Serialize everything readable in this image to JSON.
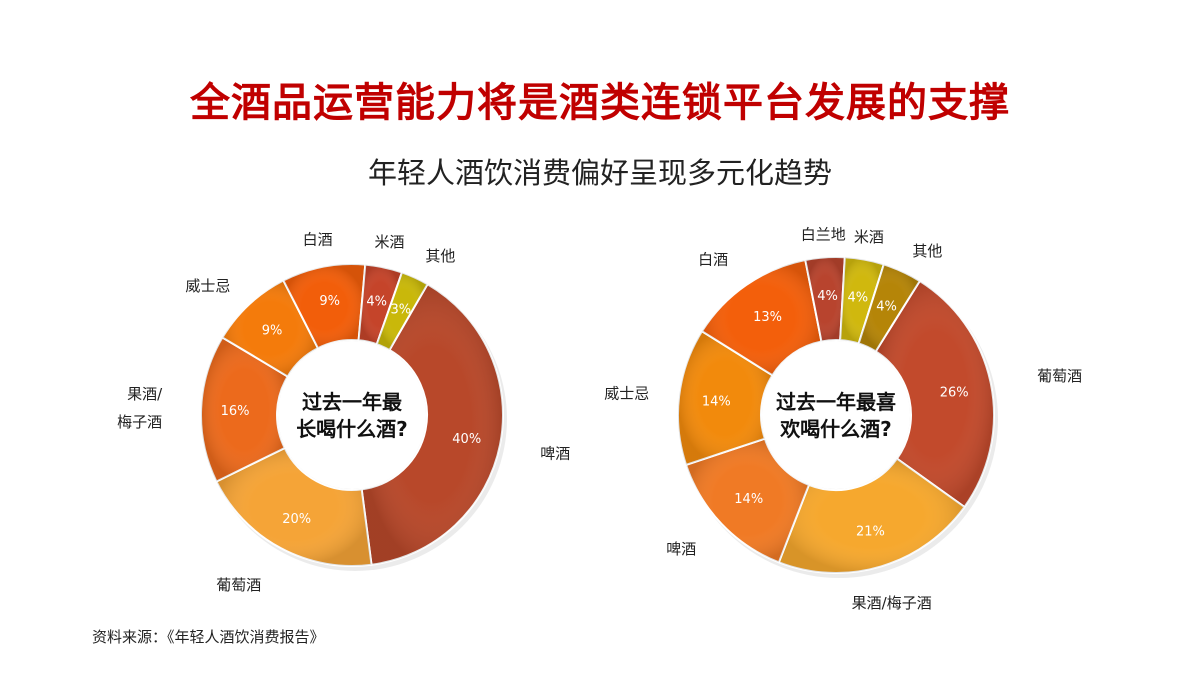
{
  "title": "全酒品运营能力将是酒类连锁平台发展的支撑",
  "subtitle": "年轻人酒饮消费偏好呈现多元化趋势",
  "source": "资料来源：《年轻人酒饮消费报告》",
  "chart_data": [
    {
      "type": "pie",
      "donut": true,
      "center_label": [
        "过去一年最",
        "长喝什么酒?"
      ],
      "slices": [
        {
          "label": "啤酒",
          "value": 40,
          "value_label": "40%",
          "color": "#b8482a"
        },
        {
          "label": "葡萄酒",
          "value": 20,
          "value_label": "20%",
          "color": "#f5a437"
        },
        {
          "label": "果酒/梅子酒",
          "label_lines": [
            "果酒/",
            "梅子酒"
          ],
          "value": 16,
          "value_label": "16%",
          "color": "#ec6a1c"
        },
        {
          "label": "威士忌",
          "value": 9,
          "value_label": "9%",
          "color": "#f47b0b"
        },
        {
          "label": "白酒",
          "value": 9,
          "value_label": "9%",
          "color": "#f25e0a"
        },
        {
          "label": "米酒",
          "value": 4,
          "value_label": "4%",
          "color": "#c5442a"
        },
        {
          "label": "其他",
          "value": 3,
          "value_label": "3%",
          "color": "#c9b80a"
        }
      ]
    },
    {
      "type": "pie",
      "donut": true,
      "center_label": [
        "过去一年最喜",
        "欢喝什么酒?"
      ],
      "slices": [
        {
          "label": "葡萄酒",
          "value": 26,
          "value_label": "26%",
          "color": "#c24a2c"
        },
        {
          "label": "果酒/梅子酒",
          "value": 21,
          "value_label": "21%",
          "color": "#f6a82e"
        },
        {
          "label": "啤酒",
          "value": 14,
          "value_label": "14%",
          "color": "#f07a25"
        },
        {
          "label": "威士忌",
          "value": 14,
          "value_label": "14%",
          "color": "#f28a0c"
        },
        {
          "label": "白酒",
          "value": 13,
          "value_label": "13%",
          "color": "#f35f0b"
        },
        {
          "label": "白兰地",
          "value": 4,
          "value_label": "4%",
          "color": "#b8442e"
        },
        {
          "label": "米酒",
          "value": 4,
          "value_label": "4%",
          "color": "#d0b80e"
        },
        {
          "label": "其他",
          "value": 4,
          "value_label": "4%",
          "color": "#b58508"
        }
      ]
    }
  ]
}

════════════════

■ Task statement ■
Except for the pictures, give all the material above again verbatim.

■ Answer for this exercise ■
Serialize everything readable in this image to JSON.
{
  "title": "全酒品运营能力将是酒类连锁平台发展的支撑",
  "subtitle": "年轻人酒饮消费偏好呈现多元化趋势",
  "source": "资料来源：《年轻人酒饮消费报告》",
  "chart_data": [
    {
      "type": "pie",
      "donut": true,
      "center_label": [
        "过去一年最",
        "长喝什么酒?"
      ],
      "slices": [
        {
          "label": "啤酒",
          "value": 40,
          "value_label": "40%",
          "color": "#b8482a"
        },
        {
          "label": "葡萄酒",
          "value": 20,
          "value_label": "20%",
          "color": "#f5a437"
        },
        {
          "label": "果酒/梅子酒",
          "label_lines": [
            "果酒/",
            "梅子酒"
          ],
          "value": 16,
          "value_label": "16%",
          "color": "#ec6a1c"
        },
        {
          "label": "威士忌",
          "value": 9,
          "value_label": "9%",
          "color": "#f47b0b"
        },
        {
          "label": "白酒",
          "value": 9,
          "value_label": "9%",
          "color": "#f25e0a"
        },
        {
          "label": "米酒",
          "value": 4,
          "value_label": "4%",
          "color": "#c5442a"
        },
        {
          "label": "其他",
          "value": 3,
          "value_label": "3%",
          "color": "#c9b80a"
        }
      ]
    },
    {
      "type": "pie",
      "donut": true,
      "center_label": [
        "过去一年最喜",
        "欢喝什么酒?"
      ],
      "slices": [
        {
          "label": "葡萄酒",
          "value": 26,
          "value_label": "26%",
          "color": "#c24a2c"
        },
        {
          "label": "果酒/梅子酒",
          "value": 21,
          "value_label": "21%",
          "color": "#f6a82e"
        },
        {
          "label": "啤酒",
          "value": 14,
          "value_label": "14%",
          "color": "#f07a25"
        },
        {
          "label": "威士忌",
          "value": 14,
          "value_label": "14%",
          "color": "#f28a0c"
        },
        {
          "label": "白酒",
          "value": 13,
          "value_label": "13%",
          "color": "#f35f0b"
        },
        {
          "label": "白兰地",
          "value": 4,
          "value_label": "4%",
          "color": "#b8442e"
        },
        {
          "label": "米酒",
          "value": 4,
          "value_label": "4%",
          "color": "#d0b80e"
        },
        {
          "label": "其他",
          "value": 4,
          "value_label": "4%",
          "color": "#b58508"
        }
      ]
    }
  ]
}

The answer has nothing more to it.